━━━━━ Artikel ━━━━━
Tübingen · Bildung

Schreibwerkstatt am WG: Horror, Liebe, Fantasy

Mittwochs nach Schulschluss beginnt am Wildermuth-Gymnasium die Schreibwerkstatt. Zum Werkstatt-Team gehören auch drei ukrainische Jugendliche.

22.03.2023

Von Christine Laudenbach

Für die Treffen mittwochs im Computerraum sorgt Cornelia Keppeler-Grohmann (ganz rechts) immer für Tee und ausreichend Kekse. Bild: Ulrich Metz

Für die Treffen mittwochs im Computerraum sorgt Cornelia Keppeler-Grohmann (ganz rechts) immer für Tee und ausreichend Kekse. Bild: Ulrich Metz

Es gibt Gerüchte, dass es im Wald ein Gebäude für die Elite gibt. Wenn dort jemand eintritt, dann sollte diese Person auf keinen Fall die Augen öffnen.“ Der Beginn von Yevhenji Zaiatz’ Kurzgeschichte macht neugierig. Yevhenji ist 16 und mag am liebsten Horrorgeschichten. Anton Schmid schreibt „eher über Liebe und Gefühle“, Matthis Neu verfasst Fantasy, Lea Schreiber englische Gedichte.
━━━━━
**Kurze Übung:**
Schreib den Abschnitt des Artikels über die Schreibwerkstatt ab, beginnend bei „Von Christine Laudenbach“ und endend bei „Schreiber englische Gedichte.“. Ersetze darin „Gebäude“ durch „Haus“. Das Material spielt hierfür keine Rolle.
━━━━━ Vorliegendes Material ━━━━━
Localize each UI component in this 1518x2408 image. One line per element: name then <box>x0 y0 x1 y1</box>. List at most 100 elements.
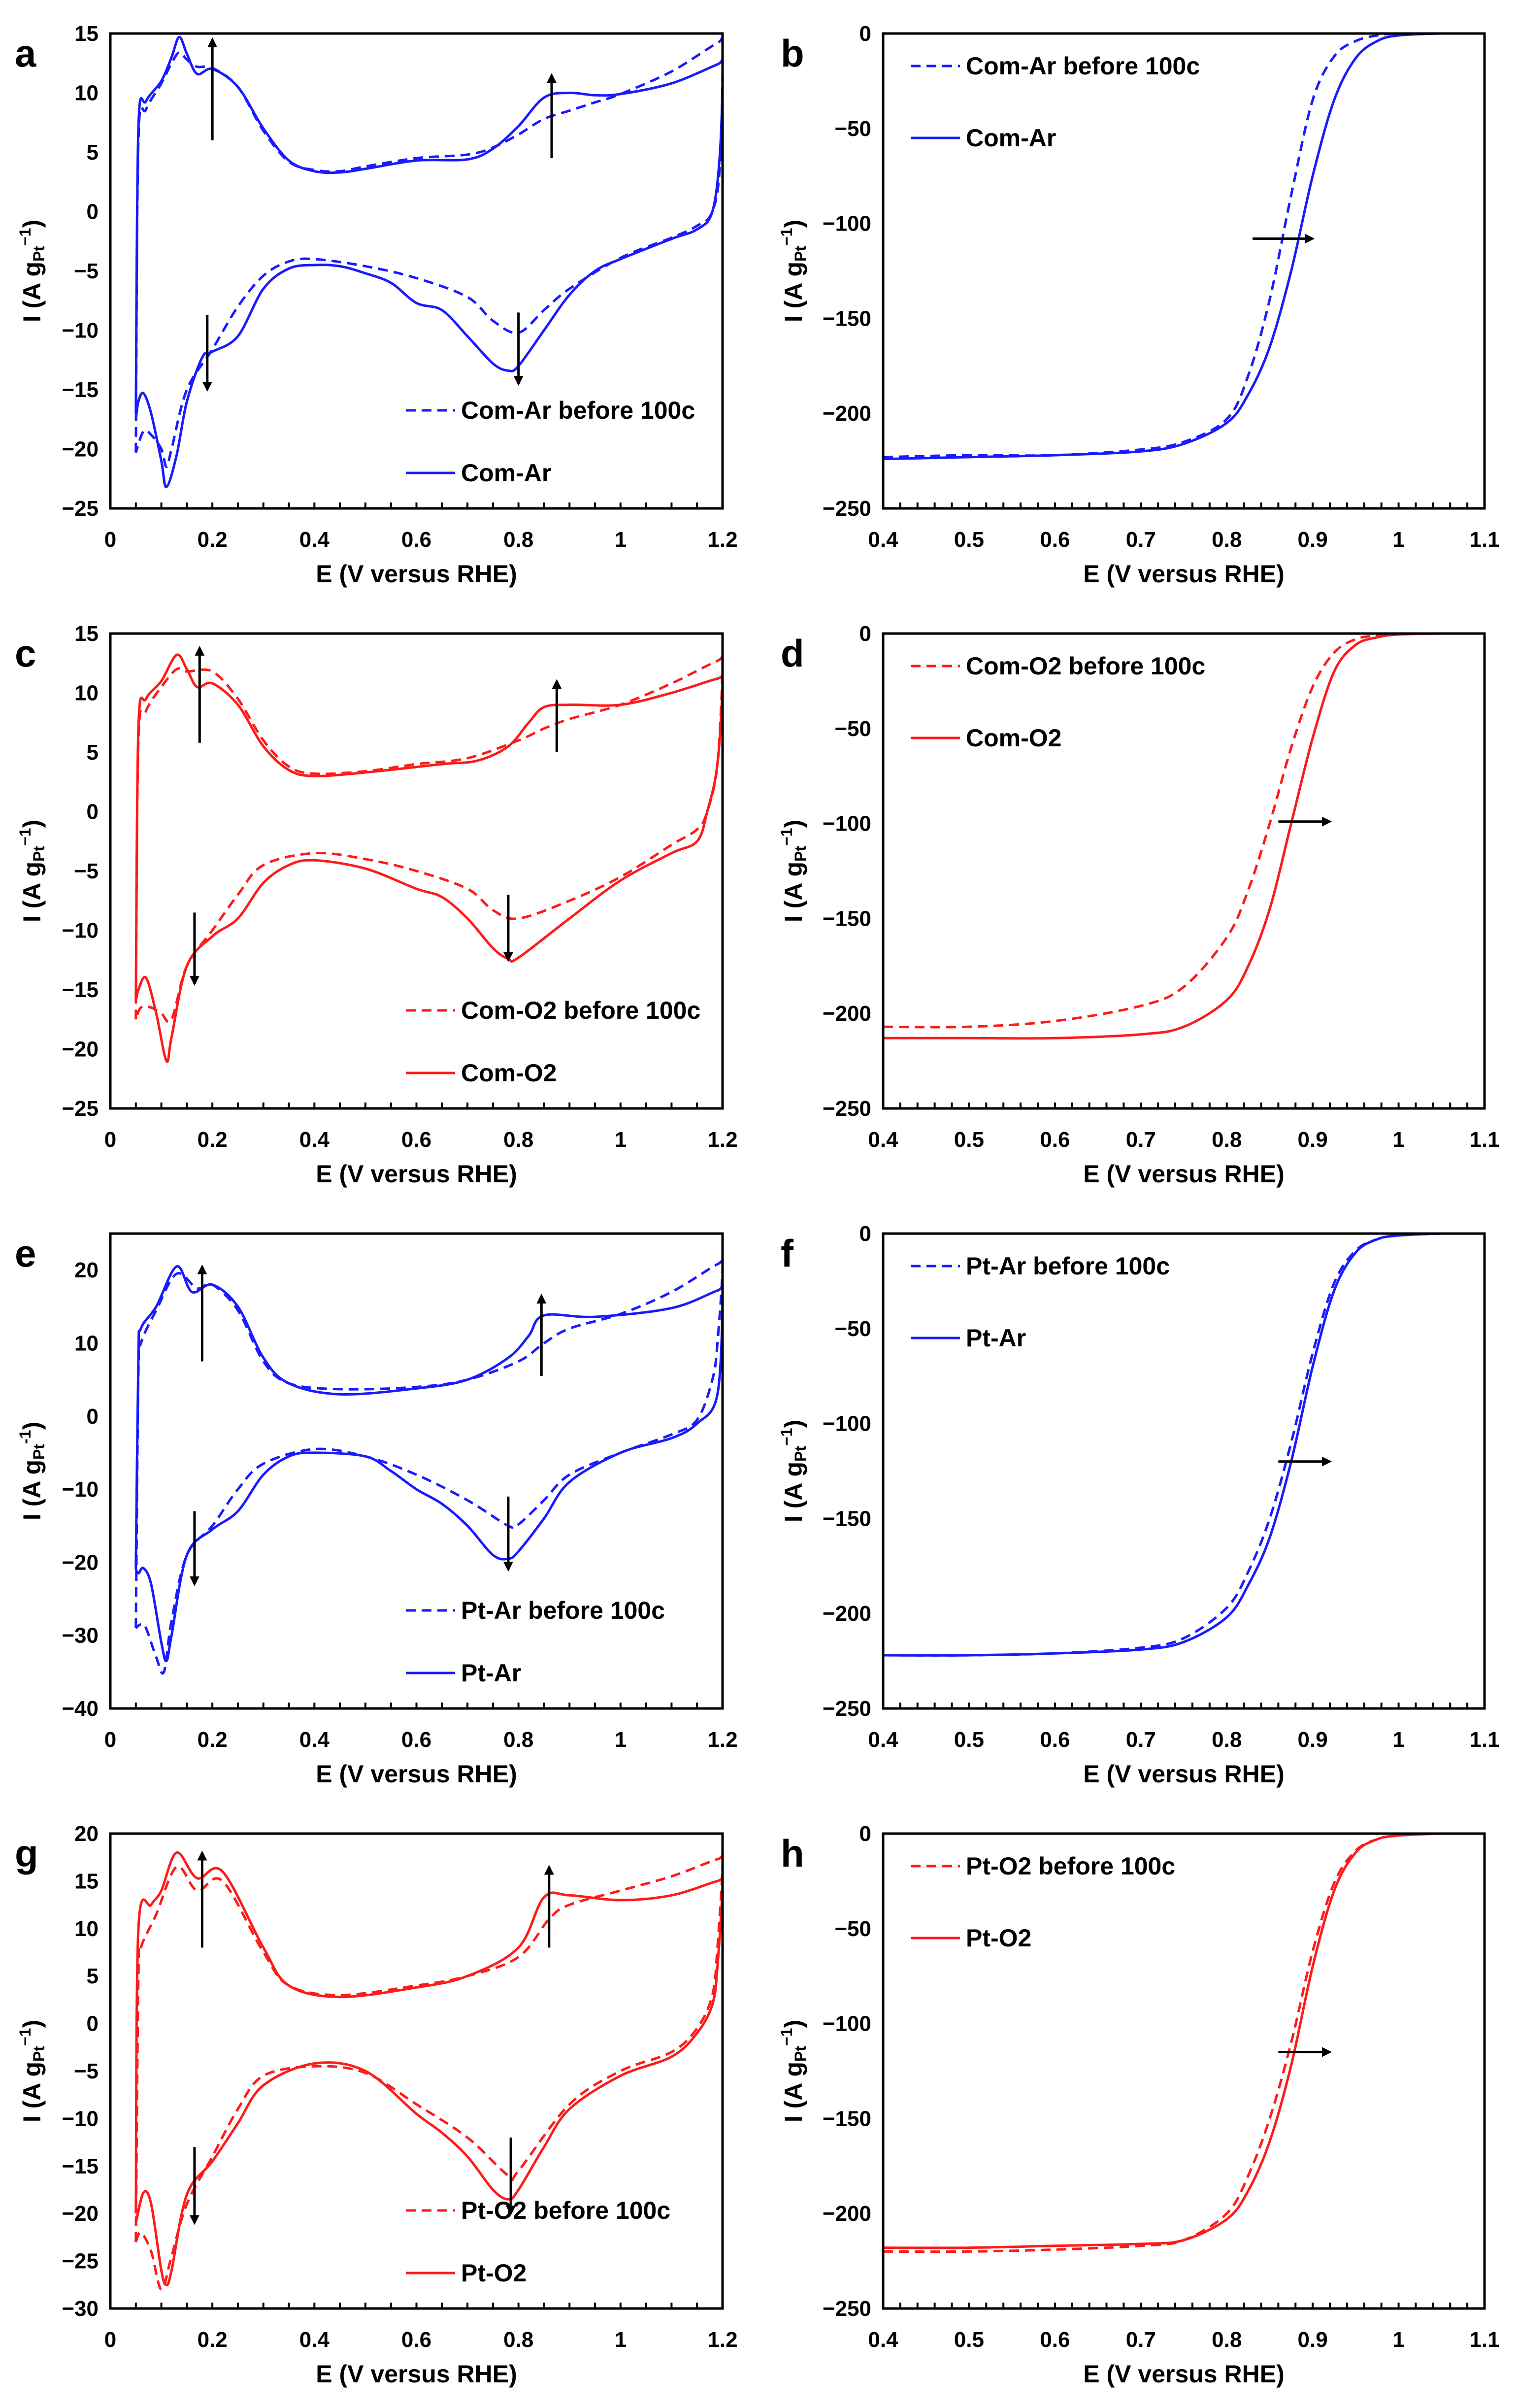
━━━━━
**Lösung der Aufgabe:**
Von Christine Laudenbach

Für die Treffen mittwochs im Computerraum sorgt Cornelia Keppeler-Grohmann (ganz rechts) immer für Tee und ausreichend Kekse. Bild: Ulrich Metz

Für die Treffen mittwochs im Computerraum sorgt Cornelia Keppeler-Grohmann (ganz rechts) immer für Tee und ausreichend Kekse. Bild: Ulrich Metz

Es gibt Gerüchte, dass es im Wald ein Haus für die Elite gibt. Wenn dort jemand eintritt, dann sollte diese Person auf keinen Fall die Augen öffnen.“ Der Beginn von Yevhenji Zaiatz’ Kurzgeschichte macht neugierig. Yevhenji ist 16 und mag am liebsten Horrorgeschichten. Anton Schmid schreibt „eher über Liebe und Gefühle“, Matthis Neu verfasst Fantasy, Lea Schreiber englische Gedichte.